Copy every line of the data that includes the string "Futures".

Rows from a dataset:
-----

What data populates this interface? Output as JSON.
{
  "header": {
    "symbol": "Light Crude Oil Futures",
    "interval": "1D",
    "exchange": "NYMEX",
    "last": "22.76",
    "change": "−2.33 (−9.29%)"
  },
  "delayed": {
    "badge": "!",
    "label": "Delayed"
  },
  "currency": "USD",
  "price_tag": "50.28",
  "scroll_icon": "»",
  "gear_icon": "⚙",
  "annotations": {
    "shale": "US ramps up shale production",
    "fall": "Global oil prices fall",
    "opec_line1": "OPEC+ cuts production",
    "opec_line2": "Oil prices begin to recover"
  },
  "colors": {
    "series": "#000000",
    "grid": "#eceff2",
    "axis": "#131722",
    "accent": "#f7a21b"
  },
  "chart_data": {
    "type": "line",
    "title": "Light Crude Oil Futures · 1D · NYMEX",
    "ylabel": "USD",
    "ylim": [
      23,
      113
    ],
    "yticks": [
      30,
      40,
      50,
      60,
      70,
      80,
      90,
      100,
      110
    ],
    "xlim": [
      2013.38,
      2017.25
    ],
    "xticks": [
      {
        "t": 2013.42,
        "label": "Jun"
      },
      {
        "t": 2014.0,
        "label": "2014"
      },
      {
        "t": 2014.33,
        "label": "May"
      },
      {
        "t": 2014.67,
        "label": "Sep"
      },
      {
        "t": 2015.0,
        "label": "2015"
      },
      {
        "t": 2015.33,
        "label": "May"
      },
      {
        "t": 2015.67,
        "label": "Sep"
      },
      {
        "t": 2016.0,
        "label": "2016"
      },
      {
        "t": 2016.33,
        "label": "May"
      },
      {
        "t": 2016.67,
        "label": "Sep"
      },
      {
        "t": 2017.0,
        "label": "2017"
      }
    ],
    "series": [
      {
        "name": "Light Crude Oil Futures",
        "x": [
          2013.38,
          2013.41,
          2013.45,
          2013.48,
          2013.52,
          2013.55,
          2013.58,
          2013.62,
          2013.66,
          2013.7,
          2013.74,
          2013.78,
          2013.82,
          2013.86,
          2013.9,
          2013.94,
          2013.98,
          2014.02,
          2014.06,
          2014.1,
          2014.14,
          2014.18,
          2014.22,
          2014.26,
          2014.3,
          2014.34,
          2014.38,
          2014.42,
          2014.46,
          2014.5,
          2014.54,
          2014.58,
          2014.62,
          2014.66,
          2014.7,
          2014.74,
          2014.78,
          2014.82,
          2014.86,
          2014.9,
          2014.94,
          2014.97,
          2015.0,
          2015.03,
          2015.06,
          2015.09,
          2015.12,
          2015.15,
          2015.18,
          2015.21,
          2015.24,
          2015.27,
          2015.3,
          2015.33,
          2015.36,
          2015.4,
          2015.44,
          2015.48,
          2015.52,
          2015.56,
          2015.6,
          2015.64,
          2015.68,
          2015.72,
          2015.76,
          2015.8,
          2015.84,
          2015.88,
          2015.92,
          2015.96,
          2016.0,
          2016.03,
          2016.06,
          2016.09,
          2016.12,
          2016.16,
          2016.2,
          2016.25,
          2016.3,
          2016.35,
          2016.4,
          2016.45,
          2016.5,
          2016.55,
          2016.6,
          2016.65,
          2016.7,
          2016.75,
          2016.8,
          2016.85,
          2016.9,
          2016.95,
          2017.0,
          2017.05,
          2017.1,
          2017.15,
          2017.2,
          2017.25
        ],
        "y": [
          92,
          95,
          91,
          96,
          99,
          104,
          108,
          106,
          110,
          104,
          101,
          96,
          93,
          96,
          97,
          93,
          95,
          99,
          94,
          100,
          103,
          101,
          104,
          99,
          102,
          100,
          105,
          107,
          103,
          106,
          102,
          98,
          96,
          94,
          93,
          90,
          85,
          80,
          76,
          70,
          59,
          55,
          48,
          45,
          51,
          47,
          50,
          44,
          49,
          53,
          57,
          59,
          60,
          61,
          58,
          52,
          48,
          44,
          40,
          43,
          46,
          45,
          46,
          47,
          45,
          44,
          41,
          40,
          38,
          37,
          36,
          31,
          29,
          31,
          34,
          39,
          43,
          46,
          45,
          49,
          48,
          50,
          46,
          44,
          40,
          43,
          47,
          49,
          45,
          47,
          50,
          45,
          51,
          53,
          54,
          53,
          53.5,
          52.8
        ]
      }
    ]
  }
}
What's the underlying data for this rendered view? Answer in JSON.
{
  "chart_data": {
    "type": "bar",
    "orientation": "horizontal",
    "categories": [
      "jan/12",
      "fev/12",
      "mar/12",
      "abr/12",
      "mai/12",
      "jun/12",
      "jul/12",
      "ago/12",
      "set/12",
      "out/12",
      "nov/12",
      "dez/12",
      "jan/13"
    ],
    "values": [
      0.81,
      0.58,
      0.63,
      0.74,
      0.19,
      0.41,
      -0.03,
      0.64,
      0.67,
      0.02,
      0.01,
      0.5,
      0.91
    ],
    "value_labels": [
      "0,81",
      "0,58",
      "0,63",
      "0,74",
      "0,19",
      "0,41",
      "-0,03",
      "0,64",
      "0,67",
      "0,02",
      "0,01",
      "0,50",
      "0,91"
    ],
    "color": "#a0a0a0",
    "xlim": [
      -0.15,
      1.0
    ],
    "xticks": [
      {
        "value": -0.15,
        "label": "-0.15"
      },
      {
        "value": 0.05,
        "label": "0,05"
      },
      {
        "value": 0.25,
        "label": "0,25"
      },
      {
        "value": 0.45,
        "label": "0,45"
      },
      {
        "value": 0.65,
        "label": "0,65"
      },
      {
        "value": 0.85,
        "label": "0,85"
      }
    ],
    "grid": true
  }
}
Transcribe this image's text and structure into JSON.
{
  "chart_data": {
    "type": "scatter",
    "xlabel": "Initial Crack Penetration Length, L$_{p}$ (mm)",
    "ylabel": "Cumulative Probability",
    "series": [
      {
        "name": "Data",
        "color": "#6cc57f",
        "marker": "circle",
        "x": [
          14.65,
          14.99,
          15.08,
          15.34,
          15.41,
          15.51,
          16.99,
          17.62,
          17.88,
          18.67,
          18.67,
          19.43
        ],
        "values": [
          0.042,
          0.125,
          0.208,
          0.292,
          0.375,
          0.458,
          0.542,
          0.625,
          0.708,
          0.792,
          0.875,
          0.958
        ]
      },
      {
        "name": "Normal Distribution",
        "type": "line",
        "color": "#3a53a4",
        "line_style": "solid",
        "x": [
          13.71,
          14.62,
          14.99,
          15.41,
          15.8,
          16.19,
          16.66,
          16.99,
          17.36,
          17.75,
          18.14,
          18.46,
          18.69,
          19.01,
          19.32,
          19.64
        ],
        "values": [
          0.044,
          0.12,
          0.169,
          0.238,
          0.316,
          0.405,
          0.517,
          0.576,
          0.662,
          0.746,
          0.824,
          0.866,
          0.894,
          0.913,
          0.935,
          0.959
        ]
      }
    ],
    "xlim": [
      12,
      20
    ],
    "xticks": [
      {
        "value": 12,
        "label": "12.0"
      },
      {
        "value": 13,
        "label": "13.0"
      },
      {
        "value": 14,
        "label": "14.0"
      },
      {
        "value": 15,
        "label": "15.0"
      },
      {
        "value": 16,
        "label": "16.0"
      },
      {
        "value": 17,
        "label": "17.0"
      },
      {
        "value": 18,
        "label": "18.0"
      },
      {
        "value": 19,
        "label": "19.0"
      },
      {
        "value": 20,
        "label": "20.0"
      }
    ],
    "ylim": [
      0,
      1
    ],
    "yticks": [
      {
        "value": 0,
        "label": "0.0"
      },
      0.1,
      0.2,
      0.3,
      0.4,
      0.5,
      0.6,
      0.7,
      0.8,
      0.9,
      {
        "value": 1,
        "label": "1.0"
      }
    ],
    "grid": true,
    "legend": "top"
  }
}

-----

Finished task:
    "symbol": "Light Crude Oil Futures",
    "title": "Light Crude Oil Futures · 1D · NYMEX",
        "name": "Light Crude Oil Futures",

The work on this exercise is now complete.